• Your objective: Which lines below hold the word "dispersion"? Copy all of them.

(Records contained in a dataset)
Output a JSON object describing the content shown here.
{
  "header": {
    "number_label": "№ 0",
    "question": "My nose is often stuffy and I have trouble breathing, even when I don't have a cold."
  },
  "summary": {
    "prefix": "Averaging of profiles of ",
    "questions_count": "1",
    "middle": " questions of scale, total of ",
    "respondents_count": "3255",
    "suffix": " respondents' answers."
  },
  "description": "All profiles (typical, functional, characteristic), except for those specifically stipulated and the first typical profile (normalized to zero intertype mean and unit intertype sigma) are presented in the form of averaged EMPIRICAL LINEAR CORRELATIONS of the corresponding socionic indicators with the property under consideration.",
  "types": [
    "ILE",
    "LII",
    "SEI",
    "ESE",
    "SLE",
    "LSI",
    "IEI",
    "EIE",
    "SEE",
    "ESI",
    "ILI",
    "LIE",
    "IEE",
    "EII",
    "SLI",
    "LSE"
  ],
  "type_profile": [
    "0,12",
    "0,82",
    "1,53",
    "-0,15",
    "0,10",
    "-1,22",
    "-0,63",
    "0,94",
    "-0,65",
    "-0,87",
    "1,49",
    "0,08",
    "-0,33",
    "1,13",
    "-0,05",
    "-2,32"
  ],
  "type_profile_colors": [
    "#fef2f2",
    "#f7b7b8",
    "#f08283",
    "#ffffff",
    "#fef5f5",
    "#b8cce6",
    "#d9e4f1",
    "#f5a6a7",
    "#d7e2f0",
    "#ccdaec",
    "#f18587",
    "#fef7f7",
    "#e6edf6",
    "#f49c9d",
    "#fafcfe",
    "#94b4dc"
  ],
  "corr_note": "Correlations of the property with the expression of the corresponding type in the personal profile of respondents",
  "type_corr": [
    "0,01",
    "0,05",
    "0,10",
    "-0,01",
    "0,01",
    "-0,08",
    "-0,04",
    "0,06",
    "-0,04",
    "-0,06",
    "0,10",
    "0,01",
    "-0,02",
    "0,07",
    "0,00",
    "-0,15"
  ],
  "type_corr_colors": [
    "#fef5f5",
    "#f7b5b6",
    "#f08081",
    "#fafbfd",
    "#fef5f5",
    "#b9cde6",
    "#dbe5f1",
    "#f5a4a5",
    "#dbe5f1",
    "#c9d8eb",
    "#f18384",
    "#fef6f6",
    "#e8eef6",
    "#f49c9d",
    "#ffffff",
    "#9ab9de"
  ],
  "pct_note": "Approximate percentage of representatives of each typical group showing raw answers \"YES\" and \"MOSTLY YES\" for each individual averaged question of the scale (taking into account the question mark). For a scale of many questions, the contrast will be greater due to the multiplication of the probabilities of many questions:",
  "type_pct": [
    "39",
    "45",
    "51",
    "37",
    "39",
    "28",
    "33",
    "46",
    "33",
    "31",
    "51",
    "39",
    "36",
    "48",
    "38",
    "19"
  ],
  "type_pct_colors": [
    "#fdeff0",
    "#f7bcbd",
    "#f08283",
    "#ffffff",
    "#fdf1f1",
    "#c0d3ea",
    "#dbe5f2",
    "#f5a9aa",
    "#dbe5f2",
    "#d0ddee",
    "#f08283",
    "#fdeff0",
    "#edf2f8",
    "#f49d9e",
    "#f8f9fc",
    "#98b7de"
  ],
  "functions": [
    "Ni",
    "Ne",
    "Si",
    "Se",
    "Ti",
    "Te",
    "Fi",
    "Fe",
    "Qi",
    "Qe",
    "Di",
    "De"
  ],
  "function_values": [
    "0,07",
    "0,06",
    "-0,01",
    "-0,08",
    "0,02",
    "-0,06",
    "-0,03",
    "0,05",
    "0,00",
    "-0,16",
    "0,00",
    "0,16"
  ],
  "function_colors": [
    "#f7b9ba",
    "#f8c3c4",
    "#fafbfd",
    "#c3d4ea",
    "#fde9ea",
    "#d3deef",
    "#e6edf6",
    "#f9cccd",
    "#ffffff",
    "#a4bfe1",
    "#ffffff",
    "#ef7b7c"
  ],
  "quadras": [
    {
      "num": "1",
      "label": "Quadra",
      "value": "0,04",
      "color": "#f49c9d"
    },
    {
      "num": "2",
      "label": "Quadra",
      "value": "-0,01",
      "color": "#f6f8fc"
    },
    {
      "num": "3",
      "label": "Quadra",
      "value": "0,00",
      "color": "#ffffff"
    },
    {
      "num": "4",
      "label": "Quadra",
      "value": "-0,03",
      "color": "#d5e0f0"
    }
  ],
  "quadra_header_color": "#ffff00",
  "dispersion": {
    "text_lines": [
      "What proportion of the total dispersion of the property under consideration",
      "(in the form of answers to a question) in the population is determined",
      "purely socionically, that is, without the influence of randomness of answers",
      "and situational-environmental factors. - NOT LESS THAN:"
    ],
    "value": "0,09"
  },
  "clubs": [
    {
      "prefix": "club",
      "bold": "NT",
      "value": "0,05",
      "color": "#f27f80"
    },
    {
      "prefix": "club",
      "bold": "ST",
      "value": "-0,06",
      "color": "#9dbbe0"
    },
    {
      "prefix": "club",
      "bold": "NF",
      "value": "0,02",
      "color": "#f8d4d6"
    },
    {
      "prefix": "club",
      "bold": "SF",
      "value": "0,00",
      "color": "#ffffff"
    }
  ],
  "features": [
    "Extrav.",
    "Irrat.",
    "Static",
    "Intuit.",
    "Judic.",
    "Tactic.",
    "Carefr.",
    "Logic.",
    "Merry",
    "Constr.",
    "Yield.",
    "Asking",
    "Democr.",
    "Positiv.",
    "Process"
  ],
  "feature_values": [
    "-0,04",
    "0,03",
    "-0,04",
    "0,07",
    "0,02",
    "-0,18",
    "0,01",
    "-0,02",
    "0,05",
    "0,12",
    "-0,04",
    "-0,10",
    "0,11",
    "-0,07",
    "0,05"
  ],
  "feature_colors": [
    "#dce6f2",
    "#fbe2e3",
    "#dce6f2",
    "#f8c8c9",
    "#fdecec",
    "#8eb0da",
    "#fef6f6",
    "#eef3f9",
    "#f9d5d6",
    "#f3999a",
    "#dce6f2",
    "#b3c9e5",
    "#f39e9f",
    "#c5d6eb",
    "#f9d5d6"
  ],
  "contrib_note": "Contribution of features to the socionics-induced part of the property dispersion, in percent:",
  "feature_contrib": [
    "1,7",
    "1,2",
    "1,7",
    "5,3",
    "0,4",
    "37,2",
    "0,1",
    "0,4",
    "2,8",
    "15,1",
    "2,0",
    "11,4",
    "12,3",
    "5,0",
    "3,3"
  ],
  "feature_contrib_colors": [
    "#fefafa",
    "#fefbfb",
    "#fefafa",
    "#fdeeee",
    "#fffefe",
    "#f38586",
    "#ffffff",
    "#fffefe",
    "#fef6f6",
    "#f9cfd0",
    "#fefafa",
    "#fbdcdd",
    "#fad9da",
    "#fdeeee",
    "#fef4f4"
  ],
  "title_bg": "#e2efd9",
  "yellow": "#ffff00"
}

• Completed task:
  "dispersion": {
      "What proportion of the total dispersion of the property under consideration",
  "contrib_note": "Contribution of features to the socionics-induced part of the property dispersion, in percent:",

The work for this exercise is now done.